* **What needs to be done**
Copy every entry word for word, but skip the pictures.

(Entries from a page text dataset)
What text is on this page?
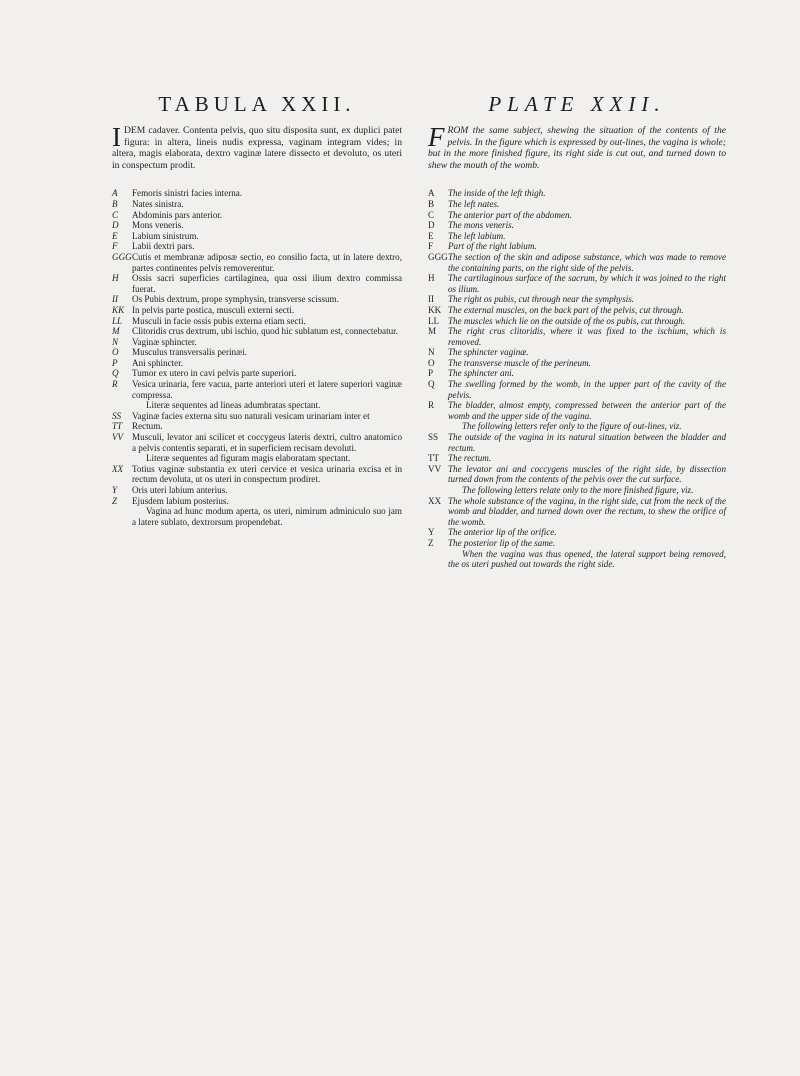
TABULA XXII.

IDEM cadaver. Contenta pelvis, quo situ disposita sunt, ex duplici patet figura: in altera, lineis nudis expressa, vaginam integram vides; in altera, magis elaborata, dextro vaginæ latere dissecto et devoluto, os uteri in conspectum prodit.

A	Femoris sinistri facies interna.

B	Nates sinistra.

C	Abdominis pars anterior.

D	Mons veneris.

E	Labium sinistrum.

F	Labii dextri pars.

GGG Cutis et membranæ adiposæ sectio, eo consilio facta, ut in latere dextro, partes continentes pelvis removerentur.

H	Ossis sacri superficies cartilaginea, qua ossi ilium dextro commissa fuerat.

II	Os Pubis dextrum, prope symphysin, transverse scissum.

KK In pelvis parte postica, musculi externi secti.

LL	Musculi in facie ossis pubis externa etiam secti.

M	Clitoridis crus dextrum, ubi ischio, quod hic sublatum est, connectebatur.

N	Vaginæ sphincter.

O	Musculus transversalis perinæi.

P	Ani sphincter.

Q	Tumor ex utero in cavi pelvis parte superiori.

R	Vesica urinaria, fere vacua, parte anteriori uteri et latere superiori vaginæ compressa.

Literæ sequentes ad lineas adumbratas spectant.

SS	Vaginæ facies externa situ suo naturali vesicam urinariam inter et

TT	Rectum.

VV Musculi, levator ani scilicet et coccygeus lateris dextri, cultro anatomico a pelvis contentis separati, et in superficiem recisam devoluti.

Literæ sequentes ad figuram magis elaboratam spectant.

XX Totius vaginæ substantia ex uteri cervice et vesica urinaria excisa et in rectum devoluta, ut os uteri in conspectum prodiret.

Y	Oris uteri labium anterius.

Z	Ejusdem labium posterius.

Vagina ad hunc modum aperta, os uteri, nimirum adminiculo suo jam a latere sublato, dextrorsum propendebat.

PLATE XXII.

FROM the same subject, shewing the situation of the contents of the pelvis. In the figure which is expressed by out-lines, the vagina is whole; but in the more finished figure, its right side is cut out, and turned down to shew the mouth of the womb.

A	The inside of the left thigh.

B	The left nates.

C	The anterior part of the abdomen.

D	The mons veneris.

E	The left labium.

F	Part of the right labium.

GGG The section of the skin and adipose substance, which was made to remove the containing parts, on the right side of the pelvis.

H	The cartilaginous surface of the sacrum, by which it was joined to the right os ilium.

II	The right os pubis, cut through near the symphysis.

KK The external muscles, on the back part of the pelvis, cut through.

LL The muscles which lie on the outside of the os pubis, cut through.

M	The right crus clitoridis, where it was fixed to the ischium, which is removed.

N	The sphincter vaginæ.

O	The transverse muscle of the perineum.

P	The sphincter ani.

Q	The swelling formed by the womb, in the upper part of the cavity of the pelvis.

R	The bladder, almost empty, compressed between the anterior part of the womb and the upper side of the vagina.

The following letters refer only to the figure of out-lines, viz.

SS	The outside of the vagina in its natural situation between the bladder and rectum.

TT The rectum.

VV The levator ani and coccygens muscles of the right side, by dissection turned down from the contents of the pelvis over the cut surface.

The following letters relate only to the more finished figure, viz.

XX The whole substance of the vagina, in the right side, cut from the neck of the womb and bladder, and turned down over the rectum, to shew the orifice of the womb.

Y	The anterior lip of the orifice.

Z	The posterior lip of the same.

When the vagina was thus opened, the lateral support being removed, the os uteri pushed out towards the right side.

* **Solution for this task**
What text is on this page?
TABULA XXII.

IDEM cadaver. Contenta pelvis, quo situ disposita sunt, ex duplici patet figura: in altera, lineis nudis expressa, vaginam integram vides; in altera, magis elaborata, dextro vaginæ latere dissecto et devoluto, os uteri in conspectum prodit.

A	Femoris sinistri facies interna.

B	Nates sinistra.

C	Abdominis pars anterior.

D	Mons veneris.

E	Labium sinistrum.

F	Labii dextri pars.

GGG Cutis et membranæ adiposæ sectio, eo consilio facta, ut in latere dextro, partes continentes pelvis removerentur.

H	Ossis sacri superficies cartilaginea, qua ossi ilium dextro commissa fuerat.

II	Os Pubis dextrum, prope symphysin, transverse scissum.

KK In pelvis parte postica, musculi externi secti.

LL	Musculi in facie ossis pubis externa etiam secti.

M	Clitoridis crus dextrum, ubi ischio, quod hic sublatum est, connectebatur.

N	Vaginæ sphincter.

O	Musculus transversalis perinæi.

P	Ani sphincter.

Q	Tumor ex utero in cavi pelvis parte superiori.

R	Vesica urinaria, fere vacua, parte anteriori uteri et latere superiori vaginæ compressa.

Literæ sequentes ad lineas adumbratas spectant.

SS	Vaginæ facies externa situ suo naturali vesicam urinariam inter et

TT	Rectum.

VV Musculi, levator ani scilicet et coccygeus lateris dextri, cultro anatomico a pelvis contentis separati, et in superficiem recisam devoluti.

Literæ sequentes ad figuram magis elaboratam spectant.

XX Totius vaginæ substantia ex uteri cervice et vesica urinaria excisa et in rectum devoluta, ut os uteri in conspectum prodiret.

Y	Oris uteri labium anterius.

Z	Ejusdem labium posterius.

Vagina ad hunc modum aperta, os uteri, nimirum adminiculo suo jam a latere sublato, dextrorsum propendebat.

PLATE XXII.

FROM the same subject, shewing the situation of the contents of the pelvis. In the figure which is expressed by out-lines, the vagina is whole; but in the more finished figure, its right side is cut out, and turned down to shew the mouth of the womb.

A	The inside of the left thigh.

B	The left nates.

C	The anterior part of the abdomen.

D	The mons veneris.

E	The left labium.

F	Part of the right labium.

GGG The section of the skin and adipose substance, which was made to remove the containing parts, on the right side of the pelvis.

H	The cartilaginous surface of the sacrum, by which it was joined to the right os ilium.

II	The right os pubis, cut through near the symphysis.

KK The external muscles, on the back part of the pelvis, cut through.

LL The muscles which lie on the outside of the os pubis, cut through.

M	The right crus clitoridis, where it was fixed to the ischium, which is removed.

N	The sphincter vaginæ.

O	The transverse muscle of the perineum.

P	The sphincter ani.

Q	The swelling formed by the womb, in the upper part of the cavity of the pelvis.

R	The bladder, almost empty, compressed between the anterior part of the womb and the upper side of the vagina.

The following letters refer only to the figure of out-lines, viz.

SS	The outside of the vagina in its natural situation between the bladder and rectum.

TT The rectum.

VV The levator ani and coccygens muscles of the right side, by dissection turned down from the contents of the pelvis over the cut surface.

The following letters relate only to the more finished figure, viz.

XX The whole substance of the vagina, in the right side, cut from the neck of the womb and bladder, and turned down over the rectum, to shew the orifice of the womb.

Y	The anterior lip of the orifice.

Z	The posterior lip of the same.

When the vagina was thus opened, the lateral support being removed, the os uteri pushed out towards the right side.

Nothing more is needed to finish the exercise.